> Exercise instructions: Copy every line of the records below that holds the word "Folk".

> Data shown:
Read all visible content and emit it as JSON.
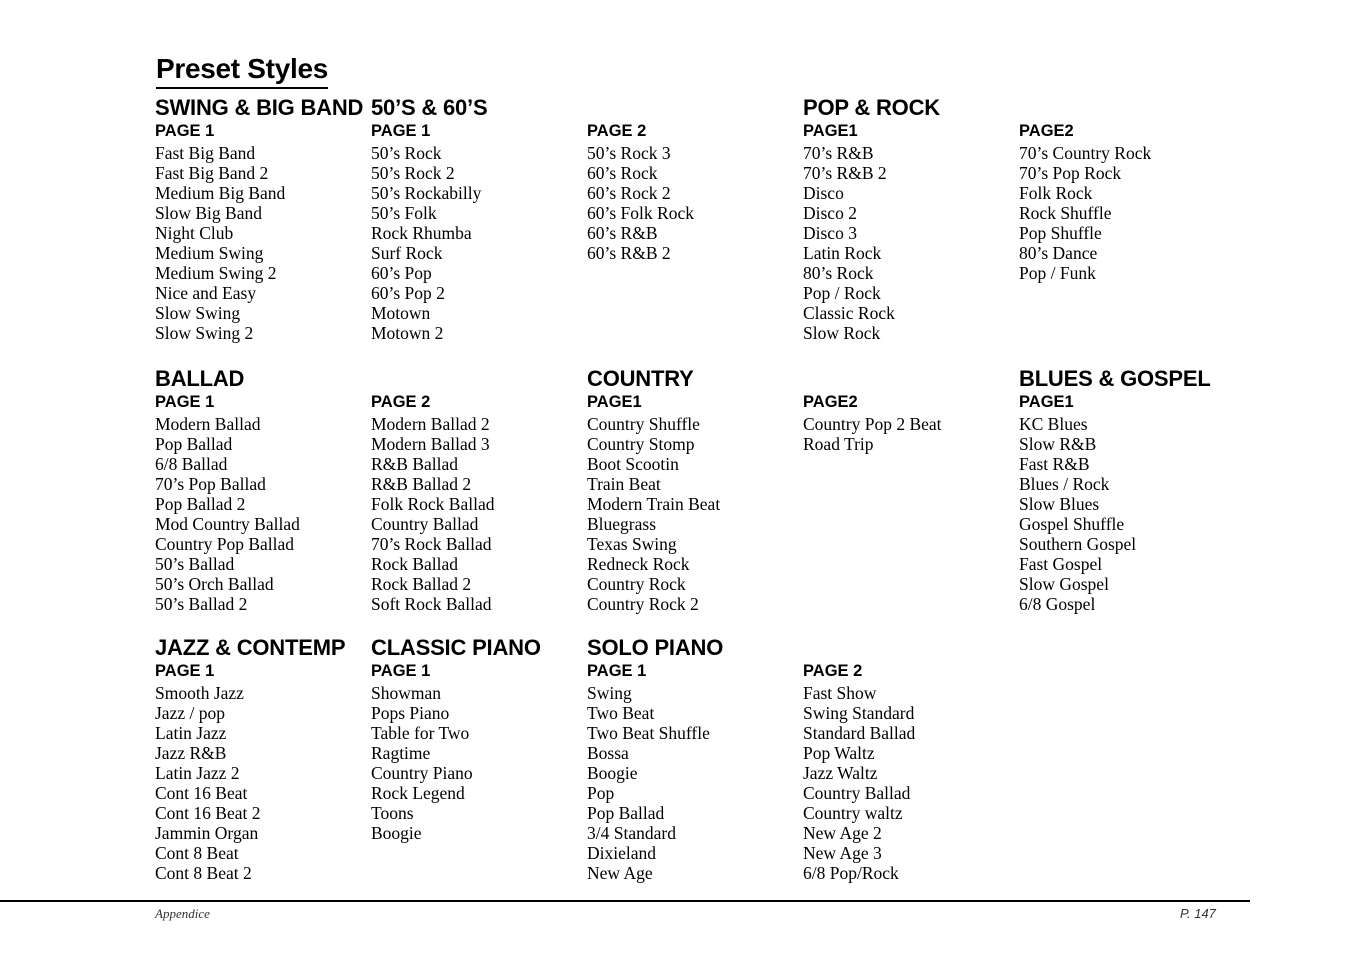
{
  "title": "Preset Styles",
  "sections": {
    "swing": {
      "category": "SWING & BIG BAND",
      "page1": {
        "label": "PAGE 1",
        "items": [
          "Fast Big Band",
          "Fast Big Band 2",
          "Medium Big Band",
          "Slow Big Band",
          "Night Club",
          "Medium Swing",
          "Medium Swing 2",
          "Nice and Easy",
          "Slow Swing",
          "Slow Swing 2"
        ]
      }
    },
    "fifties": {
      "category": "50’S & 60’S",
      "page1": {
        "label": "PAGE 1",
        "items": [
          "50’s Rock",
          "50’s Rock 2",
          "50’s Rockabilly",
          "50’s Folk",
          "Rock Rhumba",
          "Surf Rock",
          "60’s Pop",
          "60’s Pop 2",
          "Motown",
          "Motown 2"
        ]
      },
      "page2": {
        "label": "PAGE 2",
        "items": [
          "50’s Rock 3",
          "60’s Rock",
          "60’s Rock 2",
          "60’s Folk Rock",
          "60’s R&B",
          "60’s R&B 2"
        ]
      }
    },
    "poprock": {
      "category": "POP & ROCK",
      "page1": {
        "label": "PAGE1",
        "items": [
          "70’s R&B",
          "70’s R&B 2",
          "Disco",
          "Disco 2",
          "Disco 3",
          "Latin Rock",
          "80’s Rock",
          "Pop / Rock",
          "Classic Rock",
          "Slow Rock"
        ]
      },
      "page2": {
        "label": "PAGE2",
        "items": [
          "70’s Country Rock",
          "70’s Pop Rock",
          "Folk Rock",
          "Rock Shuffle",
          "Pop Shuffle",
          "80’s Dance",
          "Pop / Funk"
        ]
      }
    },
    "ballad": {
      "category": "BALLAD",
      "page1": {
        "label": "PAGE 1",
        "items": [
          "Modern Ballad",
          "Pop Ballad",
          "6/8 Ballad",
          "70’s Pop Ballad",
          "Pop Ballad 2",
          "Mod Country Ballad",
          "Country Pop Ballad",
          "50’s Ballad",
          "50’s Orch Ballad",
          "50’s Ballad 2"
        ]
      },
      "page2": {
        "label": "PAGE 2",
        "items": [
          "Modern Ballad 2",
          "Modern Ballad 3",
          "R&B Ballad",
          "R&B Ballad 2",
          "Folk Rock Ballad",
          "Country Ballad",
          "70’s Rock Ballad",
          "Rock Ballad",
          "Rock Ballad 2",
          "Soft Rock Ballad"
        ]
      }
    },
    "country": {
      "category": "COUNTRY",
      "page1": {
        "label": "PAGE1",
        "items": [
          "Country Shuffle",
          "Country Stomp",
          "Boot Scootin",
          "Train Beat",
          "Modern Train Beat",
          "Bluegrass",
          "Texas Swing",
          "Redneck Rock",
          "Country Rock",
          "Country Rock 2"
        ]
      },
      "page2": {
        "label": "PAGE2",
        "items": [
          "Country Pop 2 Beat",
          "Road Trip"
        ]
      }
    },
    "blues": {
      "category": "BLUES & GOSPEL",
      "page1": {
        "label": "PAGE1",
        "items": [
          "KC Blues",
          "Slow R&B",
          "Fast R&B",
          "Blues / Rock",
          "Slow Blues",
          "Gospel Shuffle",
          "Southern Gospel",
          "Fast Gospel",
          "Slow Gospel",
          "6/8 Gospel"
        ]
      }
    },
    "jazz": {
      "category": "JAZZ & CONTEMP",
      "page1": {
        "label": "PAGE 1",
        "items": [
          "Smooth Jazz",
          "Jazz / pop",
          "Latin Jazz",
          "Jazz R&B",
          "Latin Jazz 2",
          "Cont 16 Beat",
          "Cont 16 Beat 2",
          "Jammin Organ",
          "Cont 8 Beat",
          "Cont 8 Beat 2"
        ]
      }
    },
    "classic": {
      "category": "CLASSIC PIANO",
      "page1": {
        "label": "PAGE 1",
        "items": [
          "Showman",
          "Pops Piano",
          "Table for Two",
          "Ragtime",
          "Country Piano",
          "Rock Legend",
          "Toons",
          "Boogie"
        ]
      }
    },
    "solo": {
      "category": "SOLO PIANO",
      "page1": {
        "label": "PAGE 1",
        "items": [
          "Swing",
          "Two Beat",
          "Two Beat Shuffle",
          "Bossa",
          "Boogie",
          "Pop",
          "Pop Ballad",
          "3/4 Standard",
          "Dixieland",
          "New Age"
        ]
      },
      "page2": {
        "label": "PAGE 2",
        "items": [
          "Fast Show",
          "Swing Standard",
          "Standard Ballad",
          "Pop Waltz",
          "Jazz Waltz",
          "Country Ballad",
          "Country waltz",
          "New Age 2",
          "New Age 3",
          "6/8 Pop/Rock"
        ]
      }
    }
  },
  "footer": {
    "section": "Appendice",
    "page": "P. 147"
  }
}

> Expected output:
          "50’s Folk",
          "60’s Folk Rock",
          "Folk Rock",
          "Folk Rock Ballad",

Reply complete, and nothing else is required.